-- Material --
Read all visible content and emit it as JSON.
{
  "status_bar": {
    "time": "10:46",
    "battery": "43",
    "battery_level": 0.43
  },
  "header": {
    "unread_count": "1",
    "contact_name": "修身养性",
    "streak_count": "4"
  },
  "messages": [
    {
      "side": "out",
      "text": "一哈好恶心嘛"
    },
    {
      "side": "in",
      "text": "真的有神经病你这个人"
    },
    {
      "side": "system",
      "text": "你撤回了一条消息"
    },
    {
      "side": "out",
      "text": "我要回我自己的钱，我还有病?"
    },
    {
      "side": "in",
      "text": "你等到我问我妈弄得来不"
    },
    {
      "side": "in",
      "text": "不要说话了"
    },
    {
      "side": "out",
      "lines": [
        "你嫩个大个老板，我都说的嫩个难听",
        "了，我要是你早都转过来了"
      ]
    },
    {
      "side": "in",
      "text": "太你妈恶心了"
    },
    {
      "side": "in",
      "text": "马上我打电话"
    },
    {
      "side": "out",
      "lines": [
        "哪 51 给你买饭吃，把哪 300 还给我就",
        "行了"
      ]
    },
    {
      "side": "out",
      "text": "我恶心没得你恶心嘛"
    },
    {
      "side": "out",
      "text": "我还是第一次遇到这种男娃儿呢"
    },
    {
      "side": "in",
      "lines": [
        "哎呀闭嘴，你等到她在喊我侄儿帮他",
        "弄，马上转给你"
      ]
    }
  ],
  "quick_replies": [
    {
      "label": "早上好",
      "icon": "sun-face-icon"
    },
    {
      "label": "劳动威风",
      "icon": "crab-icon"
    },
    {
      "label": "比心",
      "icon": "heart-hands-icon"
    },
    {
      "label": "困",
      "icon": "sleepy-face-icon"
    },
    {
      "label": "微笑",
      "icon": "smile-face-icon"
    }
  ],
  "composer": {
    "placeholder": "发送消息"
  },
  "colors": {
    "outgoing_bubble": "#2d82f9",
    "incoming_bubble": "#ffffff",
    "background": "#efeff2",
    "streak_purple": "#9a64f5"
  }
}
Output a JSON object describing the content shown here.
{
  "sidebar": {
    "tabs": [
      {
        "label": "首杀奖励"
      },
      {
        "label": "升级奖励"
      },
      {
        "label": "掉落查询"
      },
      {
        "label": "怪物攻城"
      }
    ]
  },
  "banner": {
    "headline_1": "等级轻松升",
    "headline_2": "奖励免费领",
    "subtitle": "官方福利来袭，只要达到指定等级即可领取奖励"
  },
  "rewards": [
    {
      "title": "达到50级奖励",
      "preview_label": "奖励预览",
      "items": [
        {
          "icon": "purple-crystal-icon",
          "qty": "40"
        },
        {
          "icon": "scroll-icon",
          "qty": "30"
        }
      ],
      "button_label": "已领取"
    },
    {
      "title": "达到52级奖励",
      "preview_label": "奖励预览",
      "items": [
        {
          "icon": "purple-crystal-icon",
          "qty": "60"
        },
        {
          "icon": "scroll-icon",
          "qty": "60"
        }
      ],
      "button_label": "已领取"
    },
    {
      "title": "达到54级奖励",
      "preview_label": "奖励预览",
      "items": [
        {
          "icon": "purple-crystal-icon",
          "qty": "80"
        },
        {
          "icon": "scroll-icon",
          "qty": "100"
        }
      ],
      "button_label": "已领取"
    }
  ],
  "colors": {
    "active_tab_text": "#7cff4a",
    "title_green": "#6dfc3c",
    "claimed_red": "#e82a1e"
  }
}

-- Problem statement --
Locate all lines in the listing above with the word "content". Copy them.

-- Solution to this exercise --
Read all visible content and emit it as JSON.
Output a JSON object describing the content shown here.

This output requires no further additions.